Instructions for the task >>
Set the following entries down again exactly, line by line.
______________________________
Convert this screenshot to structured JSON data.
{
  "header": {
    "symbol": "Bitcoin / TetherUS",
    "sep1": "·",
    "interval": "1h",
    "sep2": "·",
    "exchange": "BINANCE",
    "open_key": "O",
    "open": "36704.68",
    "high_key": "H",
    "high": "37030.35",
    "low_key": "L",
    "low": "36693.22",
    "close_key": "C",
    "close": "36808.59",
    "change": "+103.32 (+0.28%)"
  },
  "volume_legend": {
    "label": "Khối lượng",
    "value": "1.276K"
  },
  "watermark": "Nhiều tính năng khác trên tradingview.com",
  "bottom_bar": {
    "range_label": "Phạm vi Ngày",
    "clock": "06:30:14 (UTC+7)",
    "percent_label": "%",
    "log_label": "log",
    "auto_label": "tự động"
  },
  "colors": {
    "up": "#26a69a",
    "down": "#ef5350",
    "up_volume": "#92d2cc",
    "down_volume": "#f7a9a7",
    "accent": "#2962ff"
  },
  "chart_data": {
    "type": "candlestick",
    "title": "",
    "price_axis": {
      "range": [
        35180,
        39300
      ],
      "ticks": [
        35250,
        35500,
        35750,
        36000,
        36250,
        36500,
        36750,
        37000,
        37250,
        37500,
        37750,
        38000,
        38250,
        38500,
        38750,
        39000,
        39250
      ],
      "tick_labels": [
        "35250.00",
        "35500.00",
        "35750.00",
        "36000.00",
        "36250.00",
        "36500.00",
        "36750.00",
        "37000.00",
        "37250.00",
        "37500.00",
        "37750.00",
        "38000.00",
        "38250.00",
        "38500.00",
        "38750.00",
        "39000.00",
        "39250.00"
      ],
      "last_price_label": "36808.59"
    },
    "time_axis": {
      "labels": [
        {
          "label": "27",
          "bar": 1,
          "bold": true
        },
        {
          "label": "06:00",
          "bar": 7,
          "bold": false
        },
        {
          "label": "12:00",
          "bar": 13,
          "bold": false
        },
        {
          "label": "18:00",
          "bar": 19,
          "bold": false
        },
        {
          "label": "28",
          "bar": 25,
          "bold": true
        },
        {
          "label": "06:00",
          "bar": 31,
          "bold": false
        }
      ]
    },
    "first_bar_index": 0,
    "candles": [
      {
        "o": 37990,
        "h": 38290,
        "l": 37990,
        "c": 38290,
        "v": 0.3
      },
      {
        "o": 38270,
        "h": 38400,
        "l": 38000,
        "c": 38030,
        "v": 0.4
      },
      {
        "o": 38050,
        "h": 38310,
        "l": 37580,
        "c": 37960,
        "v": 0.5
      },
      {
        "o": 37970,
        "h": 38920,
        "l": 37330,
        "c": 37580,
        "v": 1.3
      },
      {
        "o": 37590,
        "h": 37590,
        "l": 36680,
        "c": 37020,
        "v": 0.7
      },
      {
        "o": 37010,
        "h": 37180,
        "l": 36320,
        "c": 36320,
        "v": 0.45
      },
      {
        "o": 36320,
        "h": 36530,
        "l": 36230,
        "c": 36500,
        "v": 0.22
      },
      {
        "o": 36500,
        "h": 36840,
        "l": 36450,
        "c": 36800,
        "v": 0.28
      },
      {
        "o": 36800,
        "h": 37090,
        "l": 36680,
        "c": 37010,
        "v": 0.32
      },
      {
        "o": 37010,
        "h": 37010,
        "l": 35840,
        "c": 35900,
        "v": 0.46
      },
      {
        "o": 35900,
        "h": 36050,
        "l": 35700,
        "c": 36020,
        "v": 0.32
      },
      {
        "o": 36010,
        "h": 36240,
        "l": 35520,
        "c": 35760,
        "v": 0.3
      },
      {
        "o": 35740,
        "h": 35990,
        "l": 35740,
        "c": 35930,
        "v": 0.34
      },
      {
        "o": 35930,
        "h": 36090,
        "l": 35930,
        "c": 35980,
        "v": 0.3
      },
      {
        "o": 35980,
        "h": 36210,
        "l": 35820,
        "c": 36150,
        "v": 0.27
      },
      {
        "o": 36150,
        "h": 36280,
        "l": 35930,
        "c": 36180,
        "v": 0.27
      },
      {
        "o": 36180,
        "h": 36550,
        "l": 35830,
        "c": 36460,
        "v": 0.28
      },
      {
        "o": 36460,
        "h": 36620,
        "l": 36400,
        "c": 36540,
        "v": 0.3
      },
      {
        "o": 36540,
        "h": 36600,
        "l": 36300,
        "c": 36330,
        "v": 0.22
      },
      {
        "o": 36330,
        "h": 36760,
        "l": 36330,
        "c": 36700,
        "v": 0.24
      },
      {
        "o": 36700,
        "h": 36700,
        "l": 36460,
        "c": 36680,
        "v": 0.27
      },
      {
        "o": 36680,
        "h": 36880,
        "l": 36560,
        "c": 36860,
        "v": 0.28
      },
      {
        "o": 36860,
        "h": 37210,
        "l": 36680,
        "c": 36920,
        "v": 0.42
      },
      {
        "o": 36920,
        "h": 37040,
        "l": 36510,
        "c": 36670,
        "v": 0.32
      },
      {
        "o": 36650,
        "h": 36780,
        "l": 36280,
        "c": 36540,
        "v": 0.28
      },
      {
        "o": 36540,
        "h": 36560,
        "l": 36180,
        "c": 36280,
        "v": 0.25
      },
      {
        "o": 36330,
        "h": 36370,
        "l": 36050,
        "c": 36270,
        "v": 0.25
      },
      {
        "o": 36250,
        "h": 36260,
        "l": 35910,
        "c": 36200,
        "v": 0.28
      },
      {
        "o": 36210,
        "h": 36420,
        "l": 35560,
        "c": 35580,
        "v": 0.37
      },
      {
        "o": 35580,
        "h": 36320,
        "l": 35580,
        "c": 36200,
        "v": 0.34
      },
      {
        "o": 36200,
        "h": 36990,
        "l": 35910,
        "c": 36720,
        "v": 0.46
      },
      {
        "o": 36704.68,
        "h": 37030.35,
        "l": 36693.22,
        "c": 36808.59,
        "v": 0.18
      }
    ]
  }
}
______________________________
Response to this exercise >>
Convert this screenshot to structured JSON data.
{
  "header": {
    "symbol": "Bitcoin / TetherUS",
    "sep1": "·",
    "interval": "1h",
    "sep2": "·",
    "exchange": "BINANCE",
    "open_key": "O",
    "open": "36704.68",
    "high_key": "H",
    "high": "37030.35",
    "low_key": "L",
    "low": "36693.22",
    "close_key": "C",
    "close": "36808.59",
    "change": "+103.32 (+0.28%)"
  },
  "volume_legend": {
    "label": "Khối lượng",
    "value": "1.276K"
  },
  "watermark": "Nhiều tính năng khác trên tradingview.com",
  "bottom_bar": {
    "range_label": "Phạm vi Ngày",
    "clock": "06:30:14 (UTC+7)",
    "percent_label": "%",
    "log_label": "log",
    "auto_label": "tự động"
  },
  "colors": {
    "up": "#26a69a",
    "down": "#ef5350",
    "up_volume": "#92d2cc",
    "down_volume": "#f7a9a7",
    "accent": "#2962ff"
  },
  "chart_data": {
    "type": "candlestick",
    "title": "",
    "price_axis": {
      "range": [
        35180,
        39300
      ],
      "ticks": [
        35250,
        35500,
        35750,
        36000,
        36250,
        36500,
        36750,
        37000,
        37250,
        37500,
        37750,
        38000,
        38250,
        38500,
        38750,
        39000,
        39250
      ],
      "tick_labels": [
        "35250.00",
        "35500.00",
        "35750.00",
        "36000.00",
        "36250.00",
        "36500.00",
        "36750.00",
        "37000.00",
        "37250.00",
        "37500.00",
        "37750.00",
        "38000.00",
        "38250.00",
        "38500.00",
        "38750.00",
        "39000.00",
        "39250.00"
      ],
      "last_price_label": "36808.59"
    },
    "time_axis": {
      "labels": [
        {
          "label": "27",
          "bar": 1,
          "bold": true
        },
        {
          "label": "06:00",
          "bar": 7,
          "bold": false
        },
        {
          "label": "12:00",
          "bar": 13,
          "bold": false
        },
        {
          "label": "18:00",
          "bar": 19,
          "bold": false
        },
        {
          "label": "28",
          "bar": 25,
          "bold": true
        },
        {
          "label": "06:00",
          "bar": 31,
          "bold": false
        }
      ]
    },
    "first_bar_index": 0,
    "candles": [
      {
        "o": 37990,
        "h": 38290,
        "l": 37990,
        "c": 38290,
        "v": 0.3
      },
      {
        "o": 38270,
        "h": 38400,
        "l": 38000,
        "c": 38030,
        "v": 0.4
      },
      {
        "o": 38050,
        "h": 38310,
        "l": 37580,
        "c": 37960,
        "v": 0.5
      },
      {
        "o": 37970,
        "h": 38920,
        "l": 37330,
        "c": 37580,
        "v": 1.3
      },
      {
        "o": 37590,
        "h": 37590,
        "l": 36680,
        "c": 37020,
        "v": 0.7
      },
      {
        "o": 37010,
        "h": 37180,
        "l": 36320,
        "c": 36320,
        "v": 0.45
      },
      {
        "o": 36320,
        "h": 36530,
        "l": 36230,
        "c": 36500,
        "v": 0.22
      },
      {
        "o": 36500,
        "h": 36840,
        "l": 36450,
        "c": 36800,
        "v": 0.28
      },
      {
        "o": 36800,
        "h": 37090,
        "l": 36680,
        "c": 37010,
        "v": 0.32
      },
      {
        "o": 37010,
        "h": 37010,
        "l": 35840,
        "c": 35900,
        "v": 0.46
      },
      {
        "o": 35900,
        "h": 36050,
        "l": 35700,
        "c": 36020,
        "v": 0.32
      },
      {
        "o": 36010,
        "h": 36240,
        "l": 35520,
        "c": 35760,
        "v": 0.3
      },
      {
        "o": 35740,
        "h": 35990,
        "l": 35740,
        "c": 35930,
        "v": 0.34
      },
      {
        "o": 35930,
        "h": 36090,
        "l": 35930,
        "c": 35980,
        "v": 0.3
      },
      {
        "o": 35980,
        "h": 36210,
        "l": 35820,
        "c": 36150,
        "v": 0.27
      },
      {
        "o": 36150,
        "h": 36280,
        "l": 35930,
        "c": 36180,
        "v": 0.27
      },
      {
        "o": 36180,
        "h": 36550,
        "l": 35830,
        "c": 36460,
        "v": 0.28
      },
      {
        "o": 36460,
        "h": 36620,
        "l": 36400,
        "c": 36540,
        "v": 0.3
      },
      {
        "o": 36540,
        "h": 36600,
        "l": 36300,
        "c": 36330,
        "v": 0.22
      },
      {
        "o": 36330,
        "h": 36760,
        "l": 36330,
        "c": 36700,
        "v": 0.24
      },
      {
        "o": 36700,
        "h": 36700,
        "l": 36460,
        "c": 36680,
        "v": 0.27
      },
      {
        "o": 36680,
        "h": 36880,
        "l": 36560,
        "c": 36860,
        "v": 0.28
      },
      {
        "o": 36860,
        "h": 37210,
        "l": 36680,
        "c": 36920,
        "v": 0.42
      },
      {
        "o": 36920,
        "h": 37040,
        "l": 36510,
        "c": 36670,
        "v": 0.32
      },
      {
        "o": 36650,
        "h": 36780,
        "l": 36280,
        "c": 36540,
        "v": 0.28
      },
      {
        "o": 36540,
        "h": 36560,
        "l": 36180,
        "c": 36280,
        "v": 0.25
      },
      {
        "o": 36330,
        "h": 36370,
        "l": 36050,
        "c": 36270,
        "v": 0.25
      },
      {
        "o": 36250,
        "h": 36260,
        "l": 35910,
        "c": 36200,
        "v": 0.28
      },
      {
        "o": 36210,
        "h": 36420,
        "l": 35560,
        "c": 35580,
        "v": 0.37
      },
      {
        "o": 35580,
        "h": 36320,
        "l": 35580,
        "c": 36200,
        "v": 0.34
      },
      {
        "o": 36200,
        "h": 36990,
        "l": 35910,
        "c": 36720,
        "v": 0.46
      },
      {
        "o": 36704.68,
        "h": 37030.35,
        "l": 36693.22,
        "c": 36808.59,
        "v": 0.18
      }
    ]
  }
}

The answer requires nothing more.